Exercise:
The records below are made of lines; count those holding the word "black" and give the number only.

Stored data:
--- START ---

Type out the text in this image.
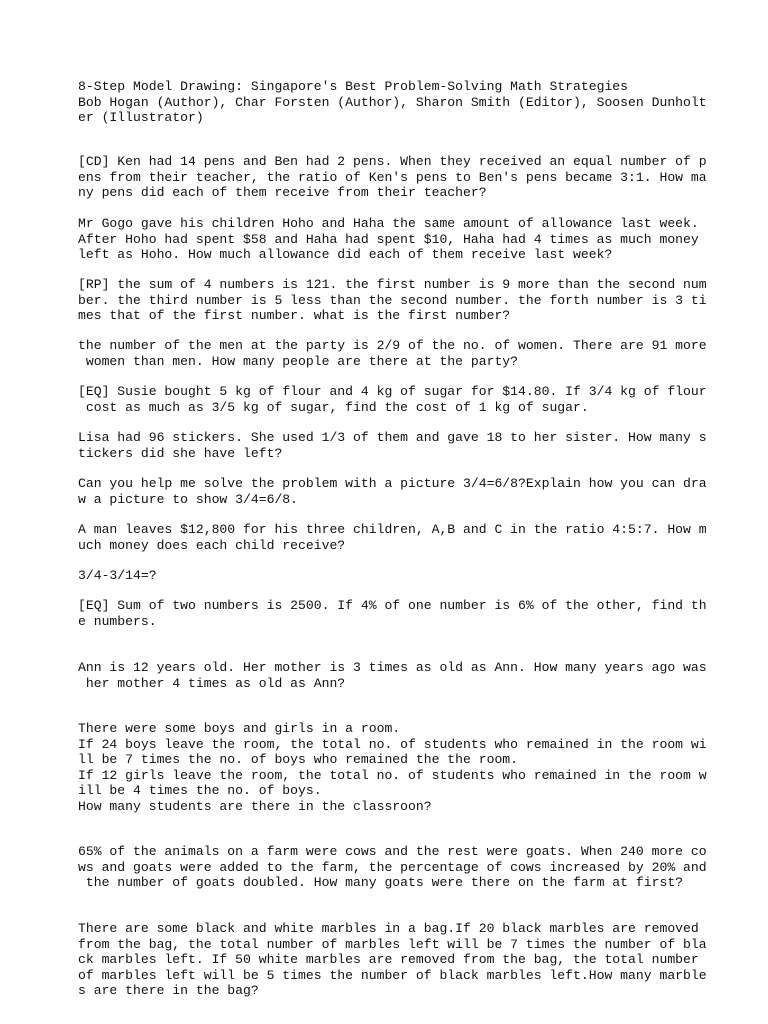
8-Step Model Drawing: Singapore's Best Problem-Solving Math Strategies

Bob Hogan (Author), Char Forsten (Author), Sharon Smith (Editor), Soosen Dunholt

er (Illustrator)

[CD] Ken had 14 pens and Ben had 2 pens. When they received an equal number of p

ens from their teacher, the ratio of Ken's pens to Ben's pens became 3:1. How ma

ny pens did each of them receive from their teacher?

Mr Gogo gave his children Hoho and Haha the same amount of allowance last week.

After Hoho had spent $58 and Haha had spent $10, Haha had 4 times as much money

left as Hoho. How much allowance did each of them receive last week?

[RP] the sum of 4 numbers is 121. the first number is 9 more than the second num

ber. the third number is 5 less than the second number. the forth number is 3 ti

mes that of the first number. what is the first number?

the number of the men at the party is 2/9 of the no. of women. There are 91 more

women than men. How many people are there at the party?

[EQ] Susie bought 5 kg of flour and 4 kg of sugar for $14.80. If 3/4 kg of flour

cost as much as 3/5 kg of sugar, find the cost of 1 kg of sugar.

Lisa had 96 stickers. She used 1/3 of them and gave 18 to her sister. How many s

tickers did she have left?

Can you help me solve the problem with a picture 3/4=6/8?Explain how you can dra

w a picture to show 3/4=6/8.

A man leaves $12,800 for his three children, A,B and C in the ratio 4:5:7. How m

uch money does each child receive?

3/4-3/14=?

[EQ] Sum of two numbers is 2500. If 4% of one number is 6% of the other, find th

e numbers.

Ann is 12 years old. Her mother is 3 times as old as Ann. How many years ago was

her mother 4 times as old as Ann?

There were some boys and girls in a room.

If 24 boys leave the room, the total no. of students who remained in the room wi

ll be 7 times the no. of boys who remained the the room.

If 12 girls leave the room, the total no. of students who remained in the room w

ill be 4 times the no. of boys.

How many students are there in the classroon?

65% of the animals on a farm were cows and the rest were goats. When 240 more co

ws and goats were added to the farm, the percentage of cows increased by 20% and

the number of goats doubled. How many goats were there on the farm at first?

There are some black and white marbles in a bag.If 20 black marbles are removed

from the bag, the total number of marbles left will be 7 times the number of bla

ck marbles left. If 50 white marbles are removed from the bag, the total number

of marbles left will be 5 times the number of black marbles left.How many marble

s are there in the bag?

--- END ---
--- START ---

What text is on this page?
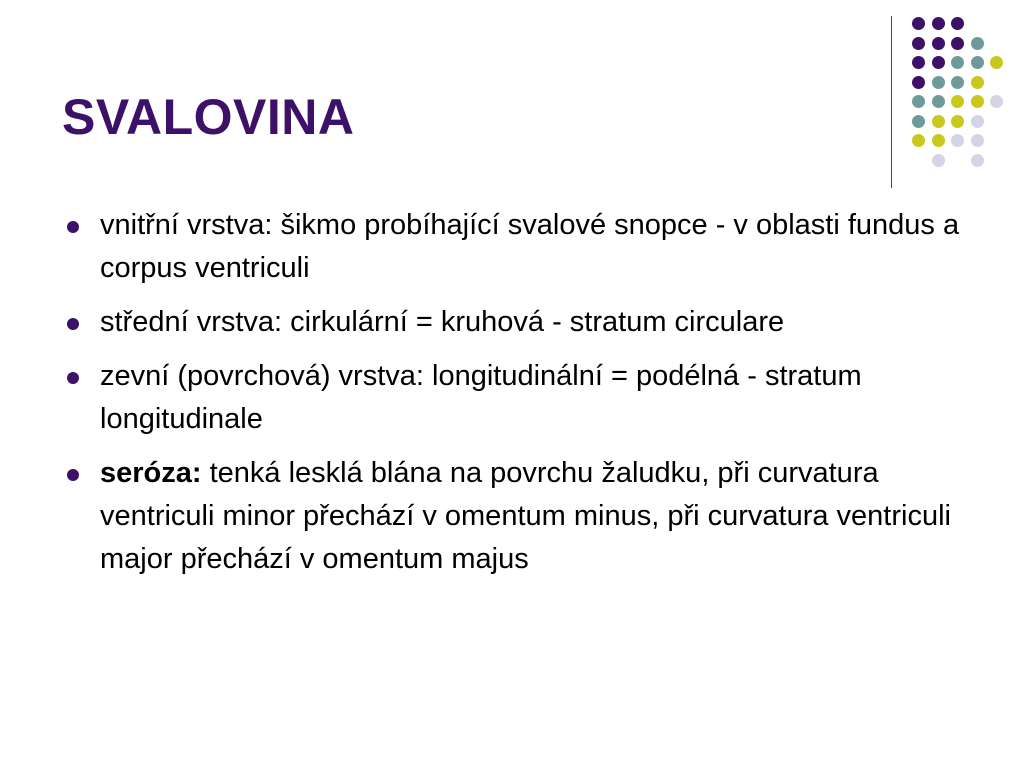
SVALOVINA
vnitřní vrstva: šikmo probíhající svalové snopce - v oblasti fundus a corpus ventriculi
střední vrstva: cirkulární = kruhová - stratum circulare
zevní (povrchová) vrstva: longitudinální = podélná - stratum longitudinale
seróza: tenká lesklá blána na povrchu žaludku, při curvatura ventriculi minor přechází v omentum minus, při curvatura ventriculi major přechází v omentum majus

--- END ---

Solution to this problem:
2